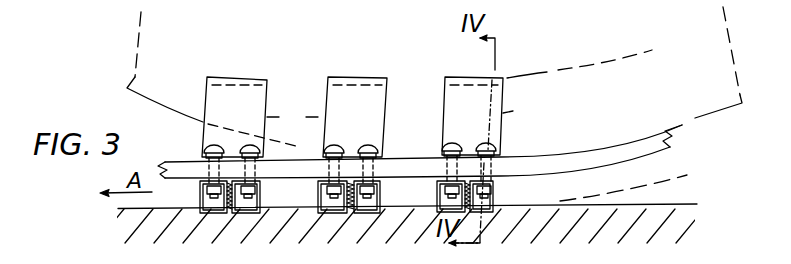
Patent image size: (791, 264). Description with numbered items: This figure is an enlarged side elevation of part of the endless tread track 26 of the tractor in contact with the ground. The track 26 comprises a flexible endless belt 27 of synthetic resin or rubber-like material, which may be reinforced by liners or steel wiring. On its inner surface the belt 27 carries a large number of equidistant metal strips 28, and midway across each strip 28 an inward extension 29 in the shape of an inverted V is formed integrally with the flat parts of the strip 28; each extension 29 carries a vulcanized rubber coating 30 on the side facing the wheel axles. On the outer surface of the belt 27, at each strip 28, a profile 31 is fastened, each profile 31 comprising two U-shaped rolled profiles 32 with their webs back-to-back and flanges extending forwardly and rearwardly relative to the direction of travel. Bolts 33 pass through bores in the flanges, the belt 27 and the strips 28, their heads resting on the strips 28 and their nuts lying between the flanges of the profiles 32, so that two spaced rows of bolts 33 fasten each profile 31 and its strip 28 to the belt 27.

The track 26 is at (302, 96).
The endless belt 27 is at (578, 155).
The metal strip 28 is at (500, 156).
The inward extension 29 is at (374, 123).
The rubber coating 30 is at (208, 93).
The profile 31 is at (197, 205).
The U-shaped rolled profile 32 is at (317, 208).
The bolt 33 is at (372, 148).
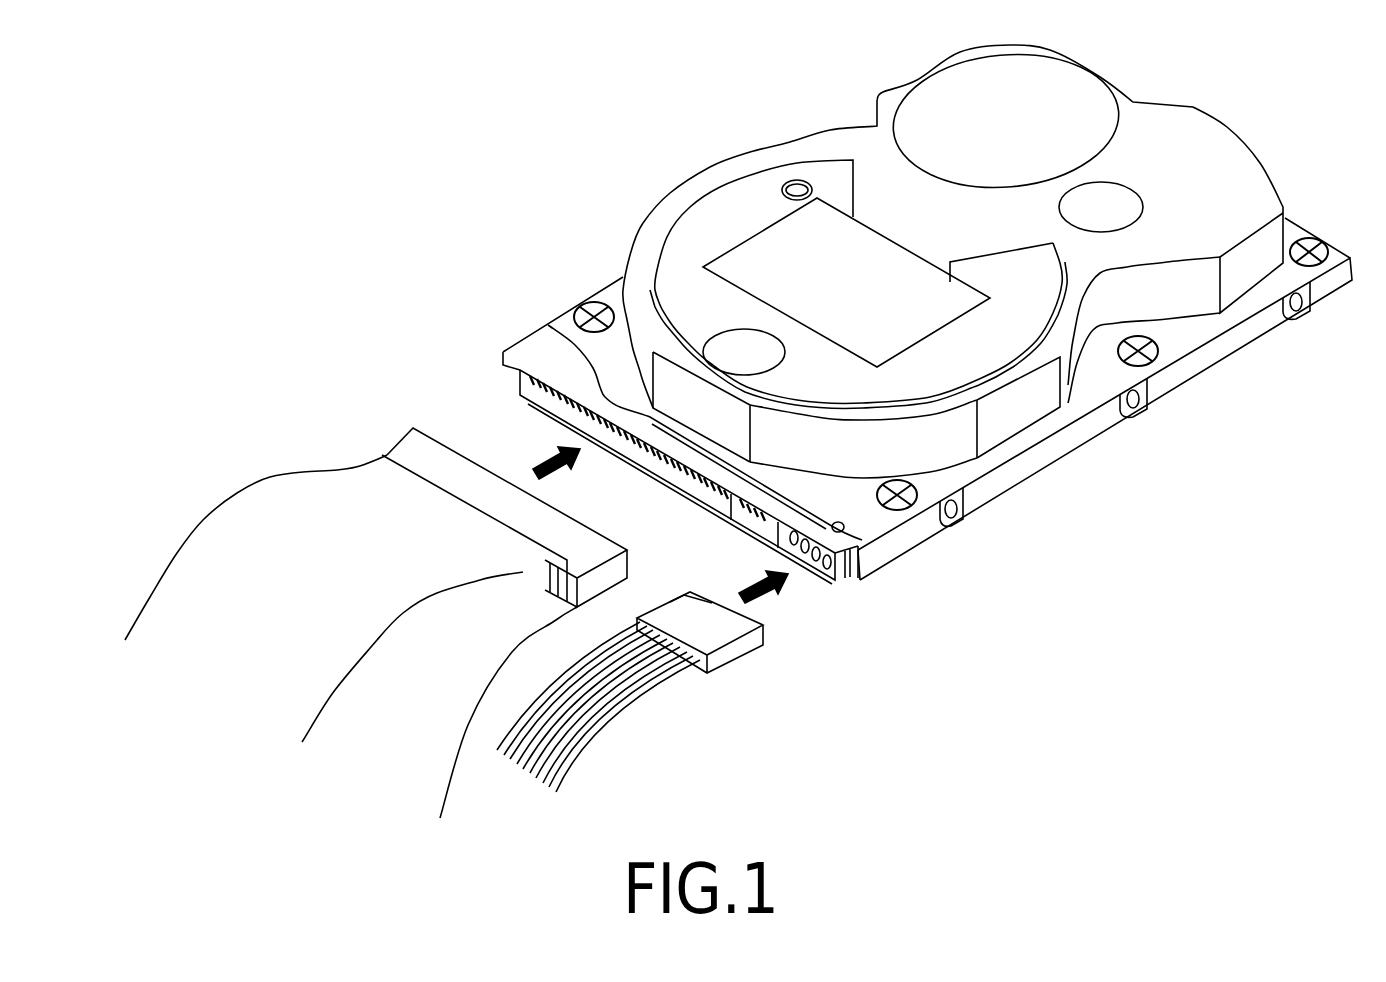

______________________________

Reproduce every line of the records above word for word, leaving the pictures out of your answer.

#### TASK ANSWER:
Patent image size: (791, 264). Description with numbered items: This figure is an enlarged side elevation of part of the endless tread track 26 of the tractor in contact with the ground. The track 26 comprises a flexible endless belt 27 of synthetic resin or rubber-like material, which may be reinforced by liners or steel wiring. On its inner surface the belt 27 carries a large number of equidistant metal strips 28, and midway across each strip 28 an inward extension 29 in the shape of an inverted V is formed integrally with the flat parts of the strip 28; each extension 29 carries a vulcanized rubber coating 30 on the side facing the wheel axles. On the outer surface of the belt 27, at each strip 28, a profile 31 is fastened, each profile 31 comprising two U-shaped rolled profiles 32 with their webs back-to-back and flanges extending forwardly and rearwardly relative to the direction of travel. Bolts 33 pass through bores in the flanges, the belt 27 and the strips 28, their heads resting on the strips 28 and their nuts lying between the flanges of the profiles 32, so that two spaced rows of bolts 33 fasten each profile 31 and its strip 28 to the belt 27.

The track 26 is at (302, 96).
The endless belt 27 is at (578, 155).
The metal strip 28 is at (500, 156).
The inward extension 29 is at (374, 123).
The rubber coating 30 is at (208, 93).
The profile 31 is at (197, 205).
The U-shaped rolled profile 32 is at (317, 208).
The bolt 33 is at (372, 148).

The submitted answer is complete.